学習テキスト
ベンゾトリフルオリドを内部標準とする19F-NMR分析から、留出液にはトリフルオロメチルトリメチルシランが55重量%含まれていた(収率62%)。収率は出発材料RF-X(トリフルオロヨードメタン)を基準(モル収率)とした。以下も同様である。
さらに、得られた留出液を常圧下80℃~120℃で精密蒸留することにより、トリフルオロメチルトリメチルシランを143g取得した(単離収率50%)。収率は出発材料RF-X(トリフルオロヨードメタン)を基準とし、単離されたRf-TMS(トリフルオロメチルトリメチルシラン)の量の比率(モル収率)とした。以下も同様である。
【0025】
分析結果は以下の通りであった。

データレコード
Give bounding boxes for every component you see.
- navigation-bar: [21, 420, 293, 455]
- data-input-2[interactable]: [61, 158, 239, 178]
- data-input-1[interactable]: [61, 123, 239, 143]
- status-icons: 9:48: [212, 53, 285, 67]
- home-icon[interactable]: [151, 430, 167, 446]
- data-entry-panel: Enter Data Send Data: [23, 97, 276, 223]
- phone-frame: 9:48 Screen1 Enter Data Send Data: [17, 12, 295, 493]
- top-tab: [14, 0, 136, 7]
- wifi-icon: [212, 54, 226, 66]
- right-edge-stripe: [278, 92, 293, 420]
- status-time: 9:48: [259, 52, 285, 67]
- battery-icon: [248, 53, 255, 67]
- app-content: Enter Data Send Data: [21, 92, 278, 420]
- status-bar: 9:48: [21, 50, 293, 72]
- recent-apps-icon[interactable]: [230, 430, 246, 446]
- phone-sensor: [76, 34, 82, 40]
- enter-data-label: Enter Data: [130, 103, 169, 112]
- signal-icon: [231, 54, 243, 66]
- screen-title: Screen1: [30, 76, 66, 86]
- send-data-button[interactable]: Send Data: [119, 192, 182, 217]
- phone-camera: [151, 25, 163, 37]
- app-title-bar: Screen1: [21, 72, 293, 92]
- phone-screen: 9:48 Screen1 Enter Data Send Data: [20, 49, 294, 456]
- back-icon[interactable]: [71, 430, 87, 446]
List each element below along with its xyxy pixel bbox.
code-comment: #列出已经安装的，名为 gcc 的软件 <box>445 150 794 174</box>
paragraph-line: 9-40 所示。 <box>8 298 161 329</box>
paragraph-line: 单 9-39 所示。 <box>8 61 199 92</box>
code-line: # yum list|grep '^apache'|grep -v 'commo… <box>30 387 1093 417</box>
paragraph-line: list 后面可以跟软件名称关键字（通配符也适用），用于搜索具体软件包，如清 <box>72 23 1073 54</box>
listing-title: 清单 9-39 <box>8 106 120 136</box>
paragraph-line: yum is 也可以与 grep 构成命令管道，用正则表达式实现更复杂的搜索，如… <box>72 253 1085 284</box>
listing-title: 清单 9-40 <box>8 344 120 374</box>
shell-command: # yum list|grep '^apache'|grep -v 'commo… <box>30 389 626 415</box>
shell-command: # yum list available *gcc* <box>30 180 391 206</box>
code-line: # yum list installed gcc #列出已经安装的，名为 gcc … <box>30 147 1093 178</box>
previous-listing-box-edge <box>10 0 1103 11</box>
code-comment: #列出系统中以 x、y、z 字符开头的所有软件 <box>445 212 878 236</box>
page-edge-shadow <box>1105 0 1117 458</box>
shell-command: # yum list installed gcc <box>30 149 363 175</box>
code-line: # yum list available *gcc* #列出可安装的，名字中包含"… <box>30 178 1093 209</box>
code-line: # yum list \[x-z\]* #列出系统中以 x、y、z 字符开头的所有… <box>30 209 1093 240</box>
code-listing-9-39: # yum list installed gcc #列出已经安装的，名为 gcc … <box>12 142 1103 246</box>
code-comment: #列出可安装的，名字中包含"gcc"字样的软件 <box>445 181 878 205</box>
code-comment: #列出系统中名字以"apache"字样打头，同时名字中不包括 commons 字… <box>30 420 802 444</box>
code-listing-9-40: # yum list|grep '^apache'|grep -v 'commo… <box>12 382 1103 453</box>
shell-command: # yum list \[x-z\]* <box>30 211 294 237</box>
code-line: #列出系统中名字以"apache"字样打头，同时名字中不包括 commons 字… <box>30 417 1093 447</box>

課題の説明
トリフルオロメチルトリメチルシランの合成に関する文章を、最後の文「分析結果は以下の通りであった。」の直後から再開して書き継いでもらえますか。

演習の解答
H-NMR(溶媒:重クロロホルム、内部標準物質:クロロホルム) δ(ppm):0.27(s,9H、CH
19F-NMR(溶媒:重クロロホルム、内部標準:ベンゾトリフルオリド) δ(ppm):-67.3(s,3F,CF
【0026】
実施例2 ペンタフルオロヨードエタンを用いたペンタフルオロエチルトリメチルシランの合成
冷却循環器を備えた100mLガラス製フラスコに窒素雰囲気中でN-メチル-2-ピロリドン38g(富士フィルム和光純薬株式会社製、0.4mol)、アルミニウム粉末0.7g(ミナルコ株式会社製、0.03mol)を室温で加え撹拌を開始した。続いて、クロロトリメチルシラン7.4g(東京化成工業株式会社製、0.07mol)を室温で加え内温30℃まで昇温したのち、液相に浸漬させた導入管でペンタフルオロヨードエタン9.1g(東ソー・ファインケム製、0.04mol)を内温30℃~40℃を維持して断続的に加えた。内温25℃~40℃を維持して16時間熟成を行い、内温25~35℃を維持して、純水を6.6g(0.4mol)加え30分撹拌を行った。続いて、常圧下、100℃~140℃での単蒸留により無色透明の留出液を7.8g取得した。
ベンゾトリフルオリドを内部標準とする19F-NMR分析から、留出液にはペンタフルオロエチルトリメチルシランが59重量%含まれていた(収率65%)。
【0027】
分析結果は以下の通りであった。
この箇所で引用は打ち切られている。